Collected data
## Start

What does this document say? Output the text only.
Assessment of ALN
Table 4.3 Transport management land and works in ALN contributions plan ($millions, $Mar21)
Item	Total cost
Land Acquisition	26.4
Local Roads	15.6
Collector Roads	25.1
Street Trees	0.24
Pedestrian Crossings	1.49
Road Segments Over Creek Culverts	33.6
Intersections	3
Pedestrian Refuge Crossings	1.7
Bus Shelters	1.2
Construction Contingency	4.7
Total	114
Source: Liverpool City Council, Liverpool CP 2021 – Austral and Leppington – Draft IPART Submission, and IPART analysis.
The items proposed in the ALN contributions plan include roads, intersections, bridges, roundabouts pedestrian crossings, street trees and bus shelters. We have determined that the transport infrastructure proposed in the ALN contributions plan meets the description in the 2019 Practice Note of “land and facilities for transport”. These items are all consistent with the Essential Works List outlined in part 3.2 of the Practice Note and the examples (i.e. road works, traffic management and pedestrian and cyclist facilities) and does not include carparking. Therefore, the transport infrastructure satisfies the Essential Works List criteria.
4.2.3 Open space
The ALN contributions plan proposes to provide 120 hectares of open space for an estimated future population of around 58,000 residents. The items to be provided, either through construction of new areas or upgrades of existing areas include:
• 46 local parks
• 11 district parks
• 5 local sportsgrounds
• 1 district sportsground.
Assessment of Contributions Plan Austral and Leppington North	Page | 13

## End
## Start

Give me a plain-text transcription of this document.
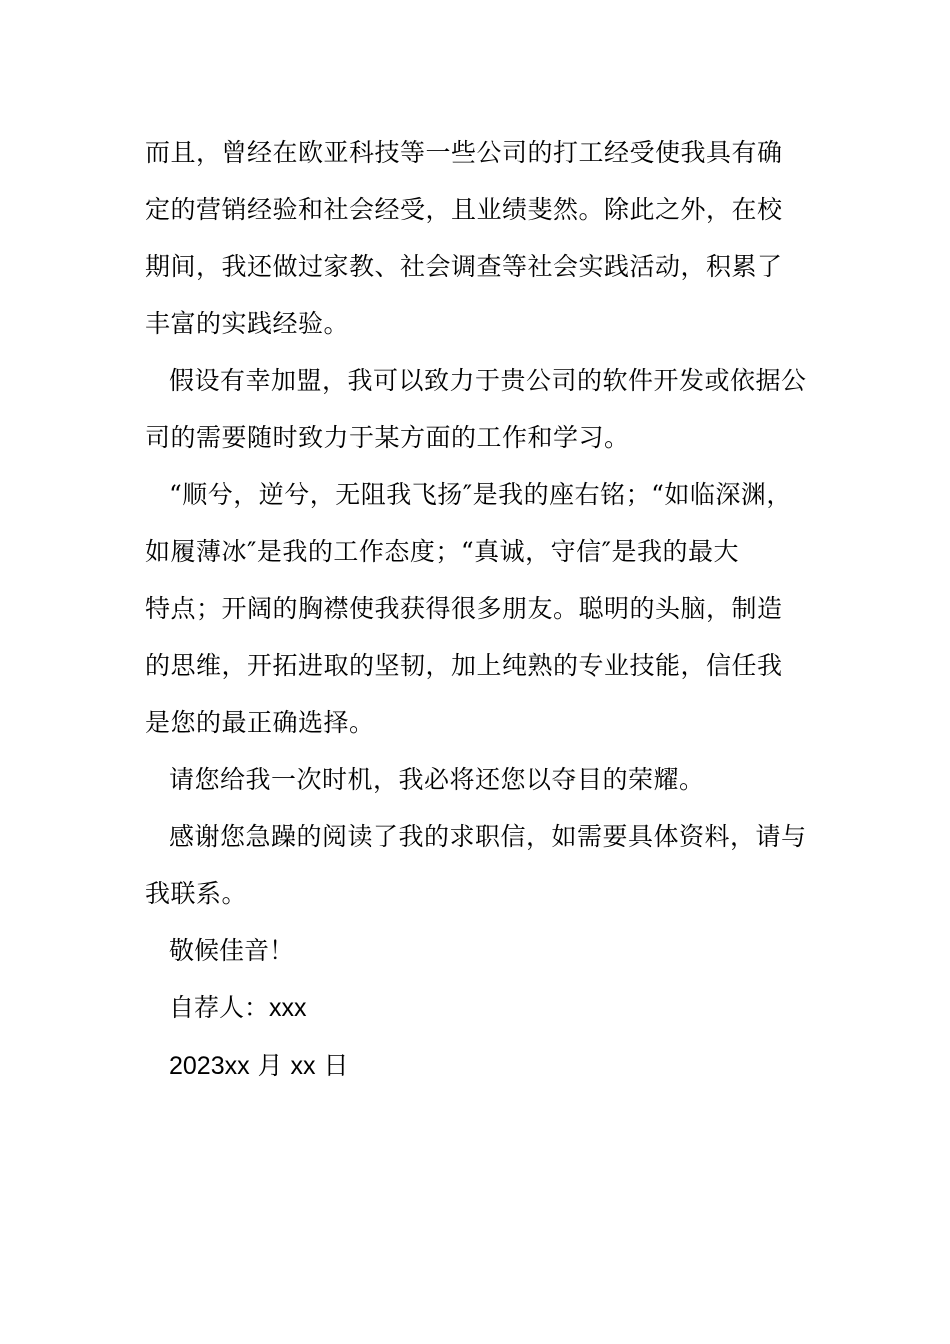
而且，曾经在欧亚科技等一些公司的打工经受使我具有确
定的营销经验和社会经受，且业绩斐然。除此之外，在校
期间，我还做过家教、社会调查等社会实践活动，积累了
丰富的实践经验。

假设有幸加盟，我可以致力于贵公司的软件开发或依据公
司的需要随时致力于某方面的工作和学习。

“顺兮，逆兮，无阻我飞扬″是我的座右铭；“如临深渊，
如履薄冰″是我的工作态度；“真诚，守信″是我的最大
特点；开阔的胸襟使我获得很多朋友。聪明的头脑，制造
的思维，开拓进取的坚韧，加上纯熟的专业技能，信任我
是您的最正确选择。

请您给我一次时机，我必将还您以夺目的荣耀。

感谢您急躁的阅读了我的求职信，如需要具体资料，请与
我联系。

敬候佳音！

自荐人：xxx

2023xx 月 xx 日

## End

# [Directions]
Extract every line from the records above that contains the word "works".

# [The solution]
Table 4.3 Transport management land and works in ALN contributions plan ($millions, $Mar21)
The items proposed in the ALN contributions plan include roads, intersections, bridges, roundabouts pedestrian crossings, street trees and bus shelters. We have determined that the transport infrastructure proposed in the ALN contributions plan meets the description in the 2019 Practice Note of “land and facilities for transport”. These items are all consistent with the Essential Works List outlined in part 3.2 of the Practice Note and the examples (i.e. road works, traffic management and pedestrian and cyclist facilities) and does not include carparking. Therefore, the transport infrastructure satisfies the Essential Works List criteria.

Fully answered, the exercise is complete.